• Stated task:
Reproduce all entries verbatim, with nothing added or dropped.

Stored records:
# # # # # # #

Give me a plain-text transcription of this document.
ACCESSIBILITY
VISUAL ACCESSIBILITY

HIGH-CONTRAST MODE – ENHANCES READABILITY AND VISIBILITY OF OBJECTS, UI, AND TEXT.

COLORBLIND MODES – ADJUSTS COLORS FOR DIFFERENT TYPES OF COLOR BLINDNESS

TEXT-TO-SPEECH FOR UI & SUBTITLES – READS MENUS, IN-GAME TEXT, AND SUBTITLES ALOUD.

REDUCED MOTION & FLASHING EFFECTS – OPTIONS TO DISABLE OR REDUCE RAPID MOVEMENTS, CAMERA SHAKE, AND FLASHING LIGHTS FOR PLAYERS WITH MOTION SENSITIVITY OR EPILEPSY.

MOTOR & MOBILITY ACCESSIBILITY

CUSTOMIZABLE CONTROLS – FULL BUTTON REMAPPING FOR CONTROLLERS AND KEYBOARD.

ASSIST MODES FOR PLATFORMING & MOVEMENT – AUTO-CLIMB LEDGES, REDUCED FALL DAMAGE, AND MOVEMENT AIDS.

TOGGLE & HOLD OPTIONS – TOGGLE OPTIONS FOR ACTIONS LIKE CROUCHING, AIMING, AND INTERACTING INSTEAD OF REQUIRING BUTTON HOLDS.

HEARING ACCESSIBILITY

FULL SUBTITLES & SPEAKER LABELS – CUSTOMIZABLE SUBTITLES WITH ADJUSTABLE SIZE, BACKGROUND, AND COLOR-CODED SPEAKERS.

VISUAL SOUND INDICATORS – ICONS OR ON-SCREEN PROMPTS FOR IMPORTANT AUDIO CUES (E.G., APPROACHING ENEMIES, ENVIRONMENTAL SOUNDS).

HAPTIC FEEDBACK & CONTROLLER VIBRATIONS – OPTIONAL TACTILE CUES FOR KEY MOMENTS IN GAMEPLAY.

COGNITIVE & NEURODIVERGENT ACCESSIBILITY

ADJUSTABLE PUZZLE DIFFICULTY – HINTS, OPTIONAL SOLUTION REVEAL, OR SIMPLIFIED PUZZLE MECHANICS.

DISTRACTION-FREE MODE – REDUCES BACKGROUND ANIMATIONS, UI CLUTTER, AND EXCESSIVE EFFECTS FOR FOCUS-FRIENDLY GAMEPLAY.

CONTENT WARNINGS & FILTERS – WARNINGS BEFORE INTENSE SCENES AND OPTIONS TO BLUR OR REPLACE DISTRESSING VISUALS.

# # # # # # #

• Exercise solution:
Give me a plain-text transcription of this document.
ACCESSIBILITY
VISUAL ACCESSIBILITY

HIGH-CONTRAST MODE – ENHANCES READABILITY AND VISIBILITY OF OBJECTS, UI, AND TEXT.

COLORBLIND MODES – ADJUSTS COLORS FOR DIFFERENT TYPES OF COLOR BLINDNESS

TEXT-TO-SPEECH FOR UI & SUBTITLES – READS MENUS, IN-GAME TEXT, AND SUBTITLES ALOUD.

REDUCED MOTION & FLASHING EFFECTS – OPTIONS TO DISABLE OR REDUCE RAPID MOVEMENTS, CAMERA SHAKE, AND FLASHING LIGHTS FOR PLAYERS WITH MOTION SENSITIVITY OR EPILEPSY.

MOTOR & MOBILITY ACCESSIBILITY

CUSTOMIZABLE CONTROLS – FULL BUTTON REMAPPING FOR CONTROLLERS AND KEYBOARD.

ASSIST MODES FOR PLATFORMING & MOVEMENT – AUTO-CLIMB LEDGES, REDUCED FALL DAMAGE, AND MOVEMENT AIDS.

TOGGLE & HOLD OPTIONS – TOGGLE OPTIONS FOR ACTIONS LIKE CROUCHING, AIMING, AND INTERACTING INSTEAD OF REQUIRING BUTTON HOLDS.

HEARING ACCESSIBILITY

FULL SUBTITLES & SPEAKER LABELS – CUSTOMIZABLE SUBTITLES WITH ADJUSTABLE SIZE, BACKGROUND, AND COLOR-CODED SPEAKERS.

VISUAL SOUND INDICATORS – ICONS OR ON-SCREEN PROMPTS FOR IMPORTANT AUDIO CUES (E.G., APPROACHING ENEMIES, ENVIRONMENTAL SOUNDS).

HAPTIC FEEDBACK & CONTROLLER VIBRATIONS – OPTIONAL TACTILE CUES FOR KEY MOMENTS IN GAMEPLAY.

COGNITIVE & NEURODIVERGENT ACCESSIBILITY

ADJUSTABLE PUZZLE DIFFICULTY – HINTS, OPTIONAL SOLUTION REVEAL, OR SIMPLIFIED PUZZLE MECHANICS.

DISTRACTION-FREE MODE – REDUCES BACKGROUND ANIMATIONS, UI CLUTTER, AND EXCESSIVE EFFECTS FOR FOCUS-FRIENDLY GAMEPLAY.

CONTENT WARNINGS & FILTERS – WARNINGS BEFORE INTENSE SCENES AND OPTIONS TO BLUR OR REPLACE DISTRESSING VISUALS.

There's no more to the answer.